• Do this
Quote the rows below word for word, starting at the line that contains "day-sunset: Sunset: 6:03 PM — [685, 295, 777, 309]" and stopping after the line that contains "day-sunrise: Sunrise: 5:41 AM — [1007, 394, 1102, 408]".

--- Material for the task ---

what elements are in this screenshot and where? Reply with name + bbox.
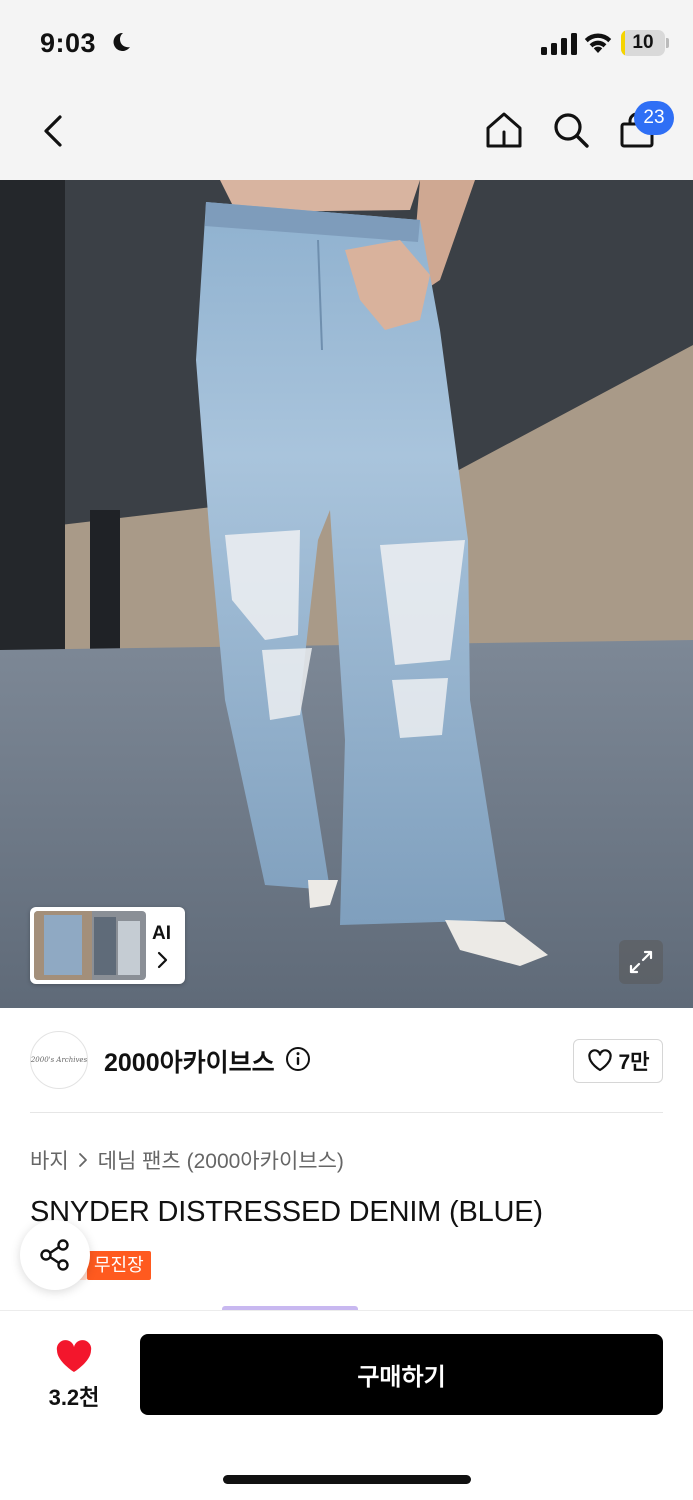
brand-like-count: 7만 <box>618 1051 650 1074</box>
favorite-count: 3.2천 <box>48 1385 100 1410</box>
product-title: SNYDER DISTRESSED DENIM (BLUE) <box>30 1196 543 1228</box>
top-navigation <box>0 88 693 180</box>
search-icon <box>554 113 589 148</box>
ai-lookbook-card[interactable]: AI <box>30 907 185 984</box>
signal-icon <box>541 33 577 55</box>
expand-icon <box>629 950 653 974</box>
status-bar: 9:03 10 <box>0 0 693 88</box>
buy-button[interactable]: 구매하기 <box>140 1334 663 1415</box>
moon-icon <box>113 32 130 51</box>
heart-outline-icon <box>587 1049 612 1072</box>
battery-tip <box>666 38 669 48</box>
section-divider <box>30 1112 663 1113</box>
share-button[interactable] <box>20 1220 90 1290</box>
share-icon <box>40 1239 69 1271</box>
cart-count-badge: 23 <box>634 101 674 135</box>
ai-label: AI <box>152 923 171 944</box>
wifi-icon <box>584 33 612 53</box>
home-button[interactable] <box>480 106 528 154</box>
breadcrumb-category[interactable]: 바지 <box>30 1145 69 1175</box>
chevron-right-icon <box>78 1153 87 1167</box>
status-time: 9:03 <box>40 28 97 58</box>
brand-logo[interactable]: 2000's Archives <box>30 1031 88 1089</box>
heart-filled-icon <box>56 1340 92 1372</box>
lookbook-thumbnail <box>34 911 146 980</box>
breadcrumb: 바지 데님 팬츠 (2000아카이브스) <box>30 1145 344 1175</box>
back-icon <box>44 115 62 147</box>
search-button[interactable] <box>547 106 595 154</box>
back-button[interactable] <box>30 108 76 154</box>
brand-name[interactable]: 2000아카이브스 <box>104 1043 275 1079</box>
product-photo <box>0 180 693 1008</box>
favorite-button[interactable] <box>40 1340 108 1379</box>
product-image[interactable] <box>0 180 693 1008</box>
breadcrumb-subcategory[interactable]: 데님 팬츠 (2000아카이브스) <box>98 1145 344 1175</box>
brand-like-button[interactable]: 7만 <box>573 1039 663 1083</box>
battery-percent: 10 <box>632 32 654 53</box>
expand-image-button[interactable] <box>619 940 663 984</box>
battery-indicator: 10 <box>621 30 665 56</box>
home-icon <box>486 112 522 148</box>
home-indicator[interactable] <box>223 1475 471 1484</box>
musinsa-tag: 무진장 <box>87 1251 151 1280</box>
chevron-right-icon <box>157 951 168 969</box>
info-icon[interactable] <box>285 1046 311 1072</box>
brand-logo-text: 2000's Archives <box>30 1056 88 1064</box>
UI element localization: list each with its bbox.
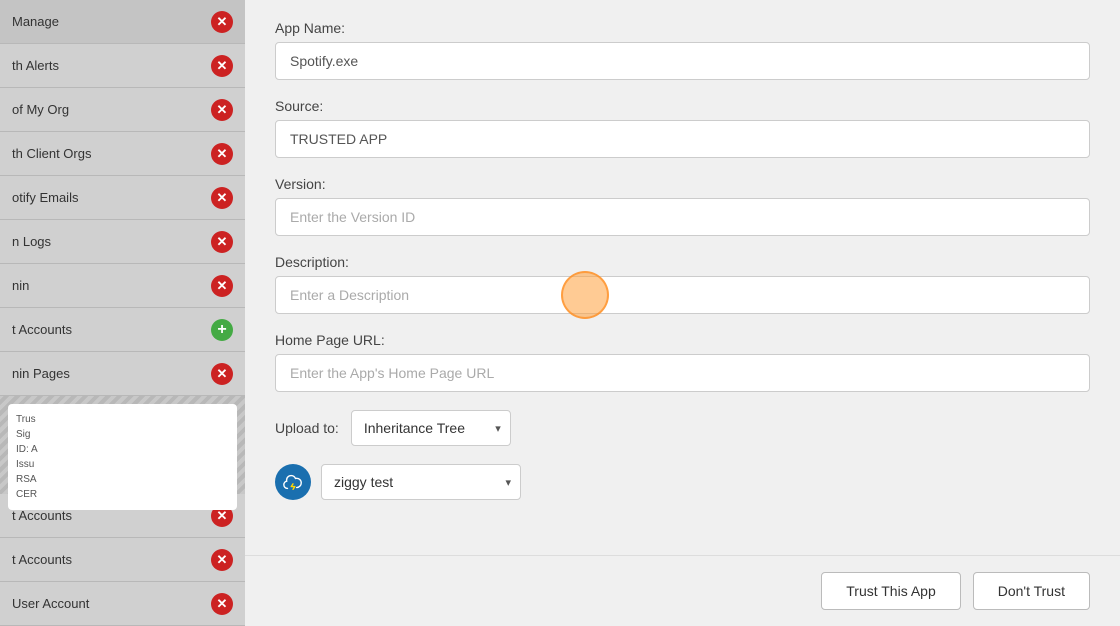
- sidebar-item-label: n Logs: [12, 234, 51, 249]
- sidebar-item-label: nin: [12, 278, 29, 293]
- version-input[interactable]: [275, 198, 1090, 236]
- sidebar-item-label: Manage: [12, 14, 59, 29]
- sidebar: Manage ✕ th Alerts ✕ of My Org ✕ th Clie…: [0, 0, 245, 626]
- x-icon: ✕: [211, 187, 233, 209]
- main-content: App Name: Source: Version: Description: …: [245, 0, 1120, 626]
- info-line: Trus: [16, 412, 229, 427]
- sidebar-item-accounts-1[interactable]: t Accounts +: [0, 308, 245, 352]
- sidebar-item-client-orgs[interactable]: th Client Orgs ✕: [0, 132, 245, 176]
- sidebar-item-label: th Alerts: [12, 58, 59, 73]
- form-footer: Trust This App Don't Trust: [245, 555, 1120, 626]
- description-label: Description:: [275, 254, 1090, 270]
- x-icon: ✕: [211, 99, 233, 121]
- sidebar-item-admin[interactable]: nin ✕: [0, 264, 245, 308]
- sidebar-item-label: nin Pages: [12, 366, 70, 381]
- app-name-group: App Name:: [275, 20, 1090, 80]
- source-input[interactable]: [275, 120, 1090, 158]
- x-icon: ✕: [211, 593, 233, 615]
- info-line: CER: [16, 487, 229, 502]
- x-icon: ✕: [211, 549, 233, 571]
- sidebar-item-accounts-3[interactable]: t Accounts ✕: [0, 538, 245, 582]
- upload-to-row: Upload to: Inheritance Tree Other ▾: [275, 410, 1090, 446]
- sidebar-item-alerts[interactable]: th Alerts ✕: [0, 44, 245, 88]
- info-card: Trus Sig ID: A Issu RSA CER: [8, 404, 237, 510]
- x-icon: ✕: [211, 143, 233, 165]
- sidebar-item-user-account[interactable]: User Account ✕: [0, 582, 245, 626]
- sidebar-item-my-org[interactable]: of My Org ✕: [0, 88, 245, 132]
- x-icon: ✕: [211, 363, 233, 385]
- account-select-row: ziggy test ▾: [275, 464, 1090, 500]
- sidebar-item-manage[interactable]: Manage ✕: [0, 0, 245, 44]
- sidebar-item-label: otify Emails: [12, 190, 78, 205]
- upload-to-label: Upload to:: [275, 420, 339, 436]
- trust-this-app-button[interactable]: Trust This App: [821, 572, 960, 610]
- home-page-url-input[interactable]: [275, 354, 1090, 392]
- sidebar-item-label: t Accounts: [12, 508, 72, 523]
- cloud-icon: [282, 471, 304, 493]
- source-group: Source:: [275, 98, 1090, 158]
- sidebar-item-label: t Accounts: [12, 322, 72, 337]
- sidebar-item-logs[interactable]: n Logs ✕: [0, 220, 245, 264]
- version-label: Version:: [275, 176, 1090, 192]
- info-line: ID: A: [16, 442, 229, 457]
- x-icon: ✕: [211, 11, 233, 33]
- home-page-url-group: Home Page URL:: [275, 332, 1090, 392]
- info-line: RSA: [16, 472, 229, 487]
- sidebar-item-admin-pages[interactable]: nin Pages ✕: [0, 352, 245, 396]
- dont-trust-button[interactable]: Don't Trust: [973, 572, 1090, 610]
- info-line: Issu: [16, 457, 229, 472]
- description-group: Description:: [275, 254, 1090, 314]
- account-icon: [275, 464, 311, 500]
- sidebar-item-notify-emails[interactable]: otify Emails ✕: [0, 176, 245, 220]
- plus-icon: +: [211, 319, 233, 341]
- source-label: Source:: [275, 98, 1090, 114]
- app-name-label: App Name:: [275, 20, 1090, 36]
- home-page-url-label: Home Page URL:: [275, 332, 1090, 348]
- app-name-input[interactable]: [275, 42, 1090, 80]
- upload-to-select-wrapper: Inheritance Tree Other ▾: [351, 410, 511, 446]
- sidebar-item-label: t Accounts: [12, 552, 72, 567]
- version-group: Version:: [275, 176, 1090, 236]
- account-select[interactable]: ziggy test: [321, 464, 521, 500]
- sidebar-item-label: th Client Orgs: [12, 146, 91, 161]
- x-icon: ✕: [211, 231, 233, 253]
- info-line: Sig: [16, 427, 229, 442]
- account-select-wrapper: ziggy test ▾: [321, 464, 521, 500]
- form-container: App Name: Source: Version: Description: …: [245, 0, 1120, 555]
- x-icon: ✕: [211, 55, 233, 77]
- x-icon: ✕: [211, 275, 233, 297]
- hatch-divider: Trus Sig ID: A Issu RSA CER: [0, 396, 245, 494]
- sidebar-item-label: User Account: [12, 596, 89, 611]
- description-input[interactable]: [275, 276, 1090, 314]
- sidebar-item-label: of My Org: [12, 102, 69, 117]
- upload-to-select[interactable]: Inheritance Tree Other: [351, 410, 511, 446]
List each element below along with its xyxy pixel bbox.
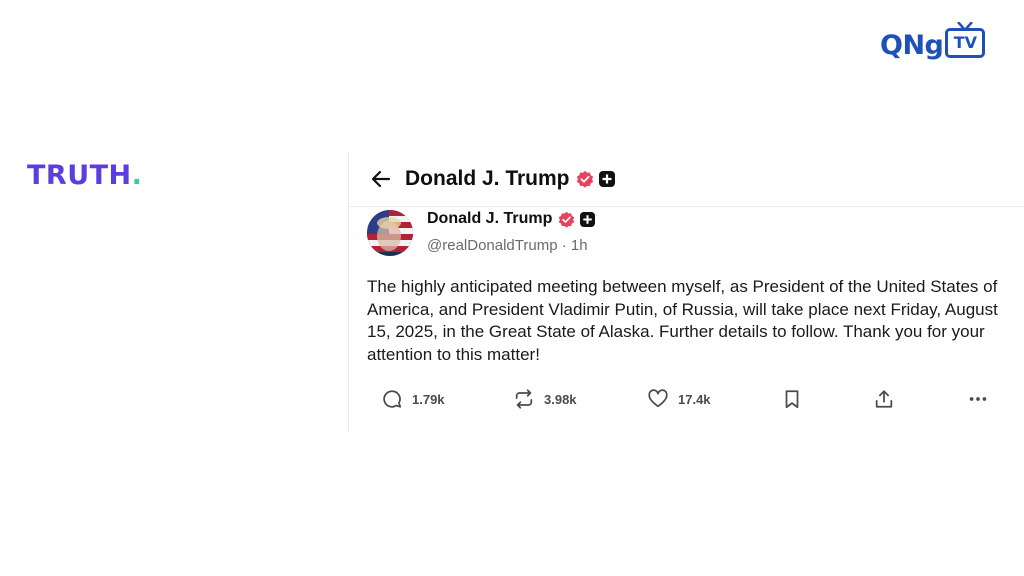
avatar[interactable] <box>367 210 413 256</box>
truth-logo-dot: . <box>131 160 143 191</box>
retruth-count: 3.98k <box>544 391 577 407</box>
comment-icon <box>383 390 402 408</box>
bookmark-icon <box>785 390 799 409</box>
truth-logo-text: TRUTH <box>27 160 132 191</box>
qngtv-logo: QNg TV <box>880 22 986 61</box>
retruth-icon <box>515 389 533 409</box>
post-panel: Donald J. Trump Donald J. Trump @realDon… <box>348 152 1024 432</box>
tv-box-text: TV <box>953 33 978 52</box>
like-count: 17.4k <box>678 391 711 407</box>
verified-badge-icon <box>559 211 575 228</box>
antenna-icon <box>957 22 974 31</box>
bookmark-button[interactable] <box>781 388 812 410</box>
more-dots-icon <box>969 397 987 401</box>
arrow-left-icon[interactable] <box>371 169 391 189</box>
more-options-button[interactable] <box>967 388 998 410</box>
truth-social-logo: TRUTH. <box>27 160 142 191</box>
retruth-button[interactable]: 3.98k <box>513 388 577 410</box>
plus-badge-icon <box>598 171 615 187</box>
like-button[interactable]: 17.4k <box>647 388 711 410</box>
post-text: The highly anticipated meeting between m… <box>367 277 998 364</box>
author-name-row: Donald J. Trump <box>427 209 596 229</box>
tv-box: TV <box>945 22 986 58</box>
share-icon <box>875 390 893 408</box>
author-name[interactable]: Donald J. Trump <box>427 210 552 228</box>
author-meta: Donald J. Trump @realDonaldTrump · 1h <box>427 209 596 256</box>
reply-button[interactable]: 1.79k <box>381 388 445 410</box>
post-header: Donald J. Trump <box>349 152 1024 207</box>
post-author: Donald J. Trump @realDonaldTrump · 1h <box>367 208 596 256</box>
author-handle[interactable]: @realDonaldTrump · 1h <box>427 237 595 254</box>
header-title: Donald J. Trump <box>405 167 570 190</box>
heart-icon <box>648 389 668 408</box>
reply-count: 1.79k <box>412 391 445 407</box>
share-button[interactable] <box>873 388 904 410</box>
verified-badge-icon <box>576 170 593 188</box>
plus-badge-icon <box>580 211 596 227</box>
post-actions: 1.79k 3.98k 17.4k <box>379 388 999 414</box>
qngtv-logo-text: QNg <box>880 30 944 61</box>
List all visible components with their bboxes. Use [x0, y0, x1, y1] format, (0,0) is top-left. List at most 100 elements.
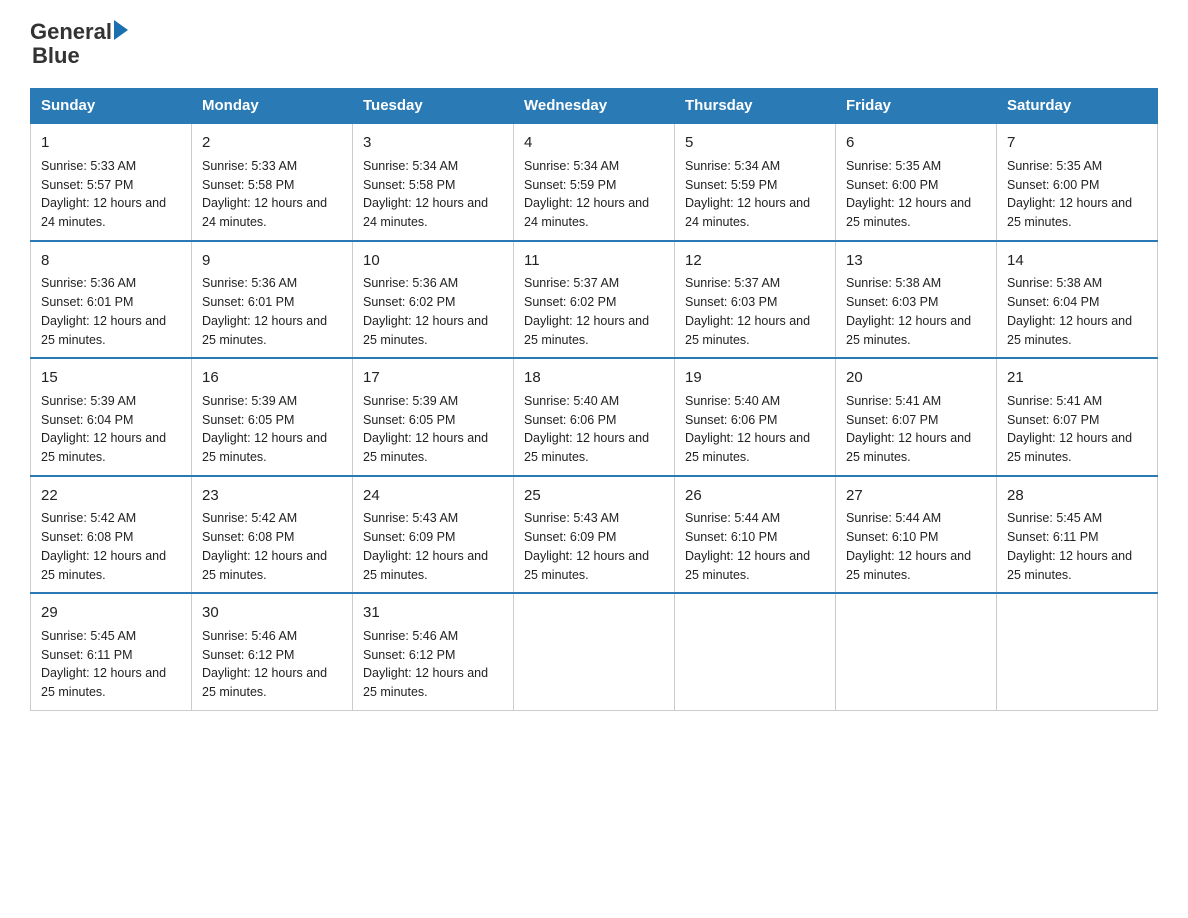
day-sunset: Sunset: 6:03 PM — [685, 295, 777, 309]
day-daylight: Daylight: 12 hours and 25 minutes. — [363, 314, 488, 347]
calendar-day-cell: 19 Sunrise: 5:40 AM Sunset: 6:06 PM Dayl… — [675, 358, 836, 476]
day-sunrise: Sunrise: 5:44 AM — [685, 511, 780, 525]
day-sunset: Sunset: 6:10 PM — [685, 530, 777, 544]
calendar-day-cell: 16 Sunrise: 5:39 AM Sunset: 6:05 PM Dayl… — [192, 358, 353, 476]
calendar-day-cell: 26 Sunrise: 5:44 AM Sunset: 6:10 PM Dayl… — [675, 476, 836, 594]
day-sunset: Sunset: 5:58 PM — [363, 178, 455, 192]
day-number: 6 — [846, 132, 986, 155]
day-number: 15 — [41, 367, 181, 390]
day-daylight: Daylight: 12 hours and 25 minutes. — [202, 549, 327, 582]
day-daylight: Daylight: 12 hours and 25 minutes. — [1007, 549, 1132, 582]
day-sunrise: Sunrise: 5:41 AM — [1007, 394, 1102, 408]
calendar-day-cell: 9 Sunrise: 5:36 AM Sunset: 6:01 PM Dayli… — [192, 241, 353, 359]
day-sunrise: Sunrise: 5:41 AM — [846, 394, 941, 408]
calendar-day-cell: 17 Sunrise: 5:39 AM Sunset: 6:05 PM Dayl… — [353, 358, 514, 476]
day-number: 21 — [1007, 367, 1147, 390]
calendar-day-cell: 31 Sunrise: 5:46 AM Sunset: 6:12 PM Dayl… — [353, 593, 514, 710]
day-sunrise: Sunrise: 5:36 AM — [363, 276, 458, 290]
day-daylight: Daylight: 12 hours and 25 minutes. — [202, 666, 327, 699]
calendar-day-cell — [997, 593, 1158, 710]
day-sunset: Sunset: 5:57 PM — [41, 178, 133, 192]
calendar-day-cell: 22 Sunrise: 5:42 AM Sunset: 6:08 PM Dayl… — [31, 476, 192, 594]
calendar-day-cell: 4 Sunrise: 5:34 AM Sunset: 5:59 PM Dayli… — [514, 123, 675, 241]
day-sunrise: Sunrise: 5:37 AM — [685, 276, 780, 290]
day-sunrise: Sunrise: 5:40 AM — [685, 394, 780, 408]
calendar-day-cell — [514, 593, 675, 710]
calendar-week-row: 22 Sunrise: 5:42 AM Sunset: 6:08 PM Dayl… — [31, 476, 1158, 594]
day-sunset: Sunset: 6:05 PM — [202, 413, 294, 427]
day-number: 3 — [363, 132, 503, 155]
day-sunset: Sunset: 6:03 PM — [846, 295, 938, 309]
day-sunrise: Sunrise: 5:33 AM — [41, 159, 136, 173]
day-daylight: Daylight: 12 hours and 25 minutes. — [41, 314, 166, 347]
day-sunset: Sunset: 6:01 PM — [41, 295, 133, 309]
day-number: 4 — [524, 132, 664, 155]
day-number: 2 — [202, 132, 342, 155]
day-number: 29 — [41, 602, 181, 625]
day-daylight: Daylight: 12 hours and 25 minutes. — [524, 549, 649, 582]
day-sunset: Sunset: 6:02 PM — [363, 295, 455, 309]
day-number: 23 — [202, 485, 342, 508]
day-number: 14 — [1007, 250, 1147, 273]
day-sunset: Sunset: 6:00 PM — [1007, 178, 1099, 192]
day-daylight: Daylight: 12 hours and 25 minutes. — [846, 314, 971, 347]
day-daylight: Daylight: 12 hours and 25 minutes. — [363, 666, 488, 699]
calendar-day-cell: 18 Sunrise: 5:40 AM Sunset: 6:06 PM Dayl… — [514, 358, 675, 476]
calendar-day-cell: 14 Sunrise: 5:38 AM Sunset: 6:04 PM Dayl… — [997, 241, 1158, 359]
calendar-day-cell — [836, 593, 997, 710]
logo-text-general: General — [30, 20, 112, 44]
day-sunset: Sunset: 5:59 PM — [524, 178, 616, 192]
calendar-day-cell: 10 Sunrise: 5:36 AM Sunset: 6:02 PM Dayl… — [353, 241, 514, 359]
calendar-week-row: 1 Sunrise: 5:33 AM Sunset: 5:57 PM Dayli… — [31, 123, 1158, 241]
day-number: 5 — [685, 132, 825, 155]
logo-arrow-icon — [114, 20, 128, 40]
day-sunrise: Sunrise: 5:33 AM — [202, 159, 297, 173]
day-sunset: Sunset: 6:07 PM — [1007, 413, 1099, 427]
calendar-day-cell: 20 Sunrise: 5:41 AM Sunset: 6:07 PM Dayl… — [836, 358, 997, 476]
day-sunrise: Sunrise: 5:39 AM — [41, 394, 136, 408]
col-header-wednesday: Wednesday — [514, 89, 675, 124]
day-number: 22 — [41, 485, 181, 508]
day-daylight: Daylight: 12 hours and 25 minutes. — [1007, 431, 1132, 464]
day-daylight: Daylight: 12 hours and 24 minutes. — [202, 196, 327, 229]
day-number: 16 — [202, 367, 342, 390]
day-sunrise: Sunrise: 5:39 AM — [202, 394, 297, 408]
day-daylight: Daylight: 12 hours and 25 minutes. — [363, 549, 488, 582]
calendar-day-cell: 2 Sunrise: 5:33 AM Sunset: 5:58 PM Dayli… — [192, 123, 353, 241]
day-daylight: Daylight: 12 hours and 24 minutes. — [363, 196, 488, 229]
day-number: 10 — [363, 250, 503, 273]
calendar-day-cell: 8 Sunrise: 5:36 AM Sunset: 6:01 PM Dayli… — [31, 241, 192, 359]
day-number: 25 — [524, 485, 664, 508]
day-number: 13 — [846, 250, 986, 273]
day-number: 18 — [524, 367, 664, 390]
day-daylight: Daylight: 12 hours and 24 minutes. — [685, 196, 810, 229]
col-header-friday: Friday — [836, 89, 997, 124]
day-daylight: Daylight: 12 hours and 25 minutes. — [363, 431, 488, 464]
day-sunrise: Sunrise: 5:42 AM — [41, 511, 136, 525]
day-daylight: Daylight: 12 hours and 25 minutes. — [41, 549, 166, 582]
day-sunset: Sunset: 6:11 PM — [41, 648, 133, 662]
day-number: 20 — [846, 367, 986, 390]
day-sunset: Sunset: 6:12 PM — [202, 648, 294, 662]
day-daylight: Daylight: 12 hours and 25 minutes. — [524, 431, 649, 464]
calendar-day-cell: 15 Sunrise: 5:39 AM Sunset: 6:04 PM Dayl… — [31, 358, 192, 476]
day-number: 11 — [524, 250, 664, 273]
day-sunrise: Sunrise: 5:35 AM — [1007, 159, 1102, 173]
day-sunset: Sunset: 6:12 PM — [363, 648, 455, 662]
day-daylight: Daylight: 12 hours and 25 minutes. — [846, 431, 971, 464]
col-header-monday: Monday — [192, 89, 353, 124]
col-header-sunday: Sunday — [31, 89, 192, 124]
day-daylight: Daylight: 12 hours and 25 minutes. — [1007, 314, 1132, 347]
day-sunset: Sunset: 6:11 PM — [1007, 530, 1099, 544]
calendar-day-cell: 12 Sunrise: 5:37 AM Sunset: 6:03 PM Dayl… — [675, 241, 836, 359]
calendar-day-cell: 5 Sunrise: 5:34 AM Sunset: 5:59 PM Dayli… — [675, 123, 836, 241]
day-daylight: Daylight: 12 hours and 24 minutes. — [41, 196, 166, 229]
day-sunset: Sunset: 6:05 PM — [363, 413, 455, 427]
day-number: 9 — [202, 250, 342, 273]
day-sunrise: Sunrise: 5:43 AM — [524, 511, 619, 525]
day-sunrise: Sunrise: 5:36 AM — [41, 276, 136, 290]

---

• Solution to this problem
day-sunset: Sunset: 6:03 PM — [685, 295, 777, 309]
day-daylight: Daylight: 12 hours and 25 minutes. — [363, 314, 488, 347]
calendar-day-cell: 19 Sunrise: 5:40 AM Sunset: 6:06 PM Dayl… — [675, 358, 836, 476]
day-sunrise: Sunrise: 5:44 AM — [685, 511, 780, 525]
day-sunset: Sunset: 6:10 PM — [685, 530, 777, 544]
calendar-day-cell: 16 Sunrise: 5:39 AM Sunset: 6:05 PM Dayl… — [192, 358, 353, 476]
calendar-day-cell: 26 Sunrise: 5:44 AM Sunset: 6:10 PM Dayl… — [675, 476, 836, 594]
day-sunset: Sunset: 5:58 PM — [363, 178, 455, 192]
day-number: 6 — [846, 132, 986, 155]
day-number: 15 — [41, 367, 181, 390]
day-daylight: Daylight: 12 hours and 25 minutes. — [202, 549, 327, 582]
day-daylight: Daylight: 12 hours and 25 minutes. — [1007, 549, 1132, 582]
day-sunrise: Sunrise: 5:41 AM — [1007, 394, 1102, 408]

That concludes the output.